Direction:
From the listing below, work out how many lines contain "exhalationibus". Reply with that number only.

** START Dataset excerpts **

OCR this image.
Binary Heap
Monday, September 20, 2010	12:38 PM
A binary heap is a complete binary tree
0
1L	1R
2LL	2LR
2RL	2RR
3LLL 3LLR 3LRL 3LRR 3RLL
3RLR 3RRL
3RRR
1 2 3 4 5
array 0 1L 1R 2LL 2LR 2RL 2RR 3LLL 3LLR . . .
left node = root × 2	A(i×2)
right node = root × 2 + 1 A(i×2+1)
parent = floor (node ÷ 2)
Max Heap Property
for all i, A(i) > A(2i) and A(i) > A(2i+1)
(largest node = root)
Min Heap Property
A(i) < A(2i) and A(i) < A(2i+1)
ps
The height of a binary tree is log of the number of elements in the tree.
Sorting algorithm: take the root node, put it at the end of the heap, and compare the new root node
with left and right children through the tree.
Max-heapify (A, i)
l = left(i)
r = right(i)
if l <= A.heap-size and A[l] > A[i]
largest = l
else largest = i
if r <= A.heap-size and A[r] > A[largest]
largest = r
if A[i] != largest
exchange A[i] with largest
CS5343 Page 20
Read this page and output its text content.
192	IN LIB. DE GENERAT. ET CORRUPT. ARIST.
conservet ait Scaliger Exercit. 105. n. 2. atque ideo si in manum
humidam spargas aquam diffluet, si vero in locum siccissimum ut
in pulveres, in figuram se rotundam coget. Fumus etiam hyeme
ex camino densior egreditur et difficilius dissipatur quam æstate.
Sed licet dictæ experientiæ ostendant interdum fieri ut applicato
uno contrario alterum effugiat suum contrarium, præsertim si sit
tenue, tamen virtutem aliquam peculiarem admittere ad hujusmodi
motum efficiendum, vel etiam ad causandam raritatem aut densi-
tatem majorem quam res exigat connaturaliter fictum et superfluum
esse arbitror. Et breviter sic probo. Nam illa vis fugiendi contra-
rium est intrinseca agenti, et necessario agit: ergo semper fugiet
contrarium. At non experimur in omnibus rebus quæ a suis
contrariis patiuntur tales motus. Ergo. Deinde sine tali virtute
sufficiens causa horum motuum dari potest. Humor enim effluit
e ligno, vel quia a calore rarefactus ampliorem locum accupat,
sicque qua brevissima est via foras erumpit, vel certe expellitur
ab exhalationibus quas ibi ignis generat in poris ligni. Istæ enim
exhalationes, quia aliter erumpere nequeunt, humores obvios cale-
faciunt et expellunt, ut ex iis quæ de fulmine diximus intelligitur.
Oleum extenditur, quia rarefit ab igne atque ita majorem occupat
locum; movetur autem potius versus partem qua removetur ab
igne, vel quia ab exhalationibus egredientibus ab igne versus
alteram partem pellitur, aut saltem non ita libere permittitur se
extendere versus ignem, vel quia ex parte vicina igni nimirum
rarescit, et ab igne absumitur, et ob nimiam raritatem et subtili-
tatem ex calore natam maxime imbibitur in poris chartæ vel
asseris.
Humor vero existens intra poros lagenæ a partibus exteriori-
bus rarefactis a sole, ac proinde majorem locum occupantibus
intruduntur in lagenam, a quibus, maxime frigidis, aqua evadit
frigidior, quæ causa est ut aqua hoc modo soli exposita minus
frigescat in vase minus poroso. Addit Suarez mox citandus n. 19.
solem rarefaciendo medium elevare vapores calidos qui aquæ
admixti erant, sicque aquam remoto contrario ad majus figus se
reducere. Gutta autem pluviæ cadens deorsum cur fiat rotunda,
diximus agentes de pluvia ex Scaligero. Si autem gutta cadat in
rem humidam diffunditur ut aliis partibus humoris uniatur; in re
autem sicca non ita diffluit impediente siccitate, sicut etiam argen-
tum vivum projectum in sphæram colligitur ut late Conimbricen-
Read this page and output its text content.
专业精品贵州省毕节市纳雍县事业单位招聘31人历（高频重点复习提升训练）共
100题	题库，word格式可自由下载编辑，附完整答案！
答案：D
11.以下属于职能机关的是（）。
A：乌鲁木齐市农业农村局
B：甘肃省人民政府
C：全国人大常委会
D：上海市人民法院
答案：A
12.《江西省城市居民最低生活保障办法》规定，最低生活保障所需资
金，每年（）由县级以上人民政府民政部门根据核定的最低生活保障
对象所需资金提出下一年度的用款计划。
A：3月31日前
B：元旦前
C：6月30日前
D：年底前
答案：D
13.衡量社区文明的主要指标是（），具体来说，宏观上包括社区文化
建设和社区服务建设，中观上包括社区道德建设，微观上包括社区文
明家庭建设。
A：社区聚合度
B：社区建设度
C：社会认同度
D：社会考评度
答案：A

** END Dataset excerpts **

Solution to the exercise:
2